Begin

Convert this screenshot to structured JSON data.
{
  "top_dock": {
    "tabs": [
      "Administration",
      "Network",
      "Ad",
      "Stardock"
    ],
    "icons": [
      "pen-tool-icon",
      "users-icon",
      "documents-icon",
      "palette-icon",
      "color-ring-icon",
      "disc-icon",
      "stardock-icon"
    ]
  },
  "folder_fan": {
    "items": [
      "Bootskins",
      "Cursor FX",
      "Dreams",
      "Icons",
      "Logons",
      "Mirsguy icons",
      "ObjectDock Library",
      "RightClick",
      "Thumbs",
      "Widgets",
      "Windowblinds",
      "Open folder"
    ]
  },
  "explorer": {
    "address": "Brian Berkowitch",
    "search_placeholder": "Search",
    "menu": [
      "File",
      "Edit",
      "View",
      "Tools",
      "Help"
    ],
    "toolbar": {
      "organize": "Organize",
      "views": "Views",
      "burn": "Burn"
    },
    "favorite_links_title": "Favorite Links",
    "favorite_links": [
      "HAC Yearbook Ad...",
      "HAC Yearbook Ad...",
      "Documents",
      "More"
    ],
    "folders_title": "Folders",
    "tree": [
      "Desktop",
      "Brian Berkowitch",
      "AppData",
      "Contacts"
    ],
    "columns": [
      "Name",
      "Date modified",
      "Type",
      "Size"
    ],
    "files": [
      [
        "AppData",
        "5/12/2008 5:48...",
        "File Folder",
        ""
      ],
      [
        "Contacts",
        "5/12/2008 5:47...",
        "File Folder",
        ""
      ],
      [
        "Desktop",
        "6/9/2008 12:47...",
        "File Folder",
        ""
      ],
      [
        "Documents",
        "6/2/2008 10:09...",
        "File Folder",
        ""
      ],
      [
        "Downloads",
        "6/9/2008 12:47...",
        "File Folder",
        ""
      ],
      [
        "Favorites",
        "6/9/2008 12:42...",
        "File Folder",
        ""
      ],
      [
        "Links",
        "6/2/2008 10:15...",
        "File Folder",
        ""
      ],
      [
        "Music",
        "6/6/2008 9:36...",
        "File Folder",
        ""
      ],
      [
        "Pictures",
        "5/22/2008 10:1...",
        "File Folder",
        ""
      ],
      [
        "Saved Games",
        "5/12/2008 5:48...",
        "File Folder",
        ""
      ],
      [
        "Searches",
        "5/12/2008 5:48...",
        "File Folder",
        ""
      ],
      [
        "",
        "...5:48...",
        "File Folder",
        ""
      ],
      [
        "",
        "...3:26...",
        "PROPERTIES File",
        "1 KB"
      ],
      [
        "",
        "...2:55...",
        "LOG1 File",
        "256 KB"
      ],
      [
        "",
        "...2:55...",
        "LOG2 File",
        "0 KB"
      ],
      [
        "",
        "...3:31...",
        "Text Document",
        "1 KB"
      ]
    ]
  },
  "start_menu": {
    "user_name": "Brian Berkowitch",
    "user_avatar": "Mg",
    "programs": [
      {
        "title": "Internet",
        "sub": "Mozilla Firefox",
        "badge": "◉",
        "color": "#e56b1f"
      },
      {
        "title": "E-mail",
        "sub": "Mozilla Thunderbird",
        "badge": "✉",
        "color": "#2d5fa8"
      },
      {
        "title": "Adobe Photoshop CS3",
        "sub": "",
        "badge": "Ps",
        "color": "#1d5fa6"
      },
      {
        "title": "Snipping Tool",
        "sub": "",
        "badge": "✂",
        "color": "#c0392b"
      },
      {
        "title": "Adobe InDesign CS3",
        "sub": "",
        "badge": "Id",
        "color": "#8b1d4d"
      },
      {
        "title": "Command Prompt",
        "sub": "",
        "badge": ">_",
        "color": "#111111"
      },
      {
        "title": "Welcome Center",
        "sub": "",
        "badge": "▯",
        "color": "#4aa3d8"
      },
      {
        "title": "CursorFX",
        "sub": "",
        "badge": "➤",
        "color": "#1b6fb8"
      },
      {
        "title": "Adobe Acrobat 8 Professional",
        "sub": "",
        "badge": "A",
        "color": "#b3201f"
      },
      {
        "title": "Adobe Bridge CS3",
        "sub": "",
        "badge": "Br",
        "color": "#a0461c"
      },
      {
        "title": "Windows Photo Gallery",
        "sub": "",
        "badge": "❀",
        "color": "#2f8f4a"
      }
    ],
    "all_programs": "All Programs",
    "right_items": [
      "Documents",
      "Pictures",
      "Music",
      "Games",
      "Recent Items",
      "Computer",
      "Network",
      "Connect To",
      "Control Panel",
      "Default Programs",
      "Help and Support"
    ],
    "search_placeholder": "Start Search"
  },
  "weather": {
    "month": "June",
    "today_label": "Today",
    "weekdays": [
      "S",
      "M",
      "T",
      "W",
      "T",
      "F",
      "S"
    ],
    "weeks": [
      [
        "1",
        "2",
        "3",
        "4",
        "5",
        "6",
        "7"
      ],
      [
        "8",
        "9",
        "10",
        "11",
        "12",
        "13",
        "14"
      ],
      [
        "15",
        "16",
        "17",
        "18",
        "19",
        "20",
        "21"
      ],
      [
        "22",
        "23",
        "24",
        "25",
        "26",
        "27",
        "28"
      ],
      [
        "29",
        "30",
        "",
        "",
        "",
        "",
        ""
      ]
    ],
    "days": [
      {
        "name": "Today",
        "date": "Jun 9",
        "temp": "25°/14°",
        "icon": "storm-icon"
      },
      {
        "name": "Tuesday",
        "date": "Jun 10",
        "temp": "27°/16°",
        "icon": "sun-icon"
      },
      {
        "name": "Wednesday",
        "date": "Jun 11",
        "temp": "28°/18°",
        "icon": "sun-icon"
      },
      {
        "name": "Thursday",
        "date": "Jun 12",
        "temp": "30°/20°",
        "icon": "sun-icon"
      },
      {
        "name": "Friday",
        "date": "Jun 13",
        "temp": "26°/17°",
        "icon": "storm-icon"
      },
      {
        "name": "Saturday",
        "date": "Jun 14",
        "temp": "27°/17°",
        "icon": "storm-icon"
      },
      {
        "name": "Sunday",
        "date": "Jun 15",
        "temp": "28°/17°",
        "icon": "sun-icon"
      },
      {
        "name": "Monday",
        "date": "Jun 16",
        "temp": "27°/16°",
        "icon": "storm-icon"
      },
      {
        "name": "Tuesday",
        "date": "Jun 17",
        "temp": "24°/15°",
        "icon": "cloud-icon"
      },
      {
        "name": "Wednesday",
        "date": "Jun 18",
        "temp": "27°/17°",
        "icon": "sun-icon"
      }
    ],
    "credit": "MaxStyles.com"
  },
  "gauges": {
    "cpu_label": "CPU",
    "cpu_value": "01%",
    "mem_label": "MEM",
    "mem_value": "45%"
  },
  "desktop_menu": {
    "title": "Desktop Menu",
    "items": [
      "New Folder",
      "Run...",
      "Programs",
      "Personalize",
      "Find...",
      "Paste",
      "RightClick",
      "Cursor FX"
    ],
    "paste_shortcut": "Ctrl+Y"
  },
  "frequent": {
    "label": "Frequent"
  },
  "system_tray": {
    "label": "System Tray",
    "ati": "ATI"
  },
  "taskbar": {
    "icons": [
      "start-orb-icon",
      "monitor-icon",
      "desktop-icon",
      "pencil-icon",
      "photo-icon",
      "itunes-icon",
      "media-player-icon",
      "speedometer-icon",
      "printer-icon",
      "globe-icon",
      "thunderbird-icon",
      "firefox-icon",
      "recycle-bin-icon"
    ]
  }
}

End

Given problem:
Pull out each line of the entries that contains "temp".

Worked solution:
        "temp": "25°/14°",
        "temp": "27°/16°",
        "temp": "28°/18°",
        "temp": "30°/20°",
        "temp": "26°/17°",
        "temp": "27°/17°",
        "temp": "28°/17°",
        "temp": "27°/16°",
        "temp": "24°/15°",
        "temp": "27°/17°",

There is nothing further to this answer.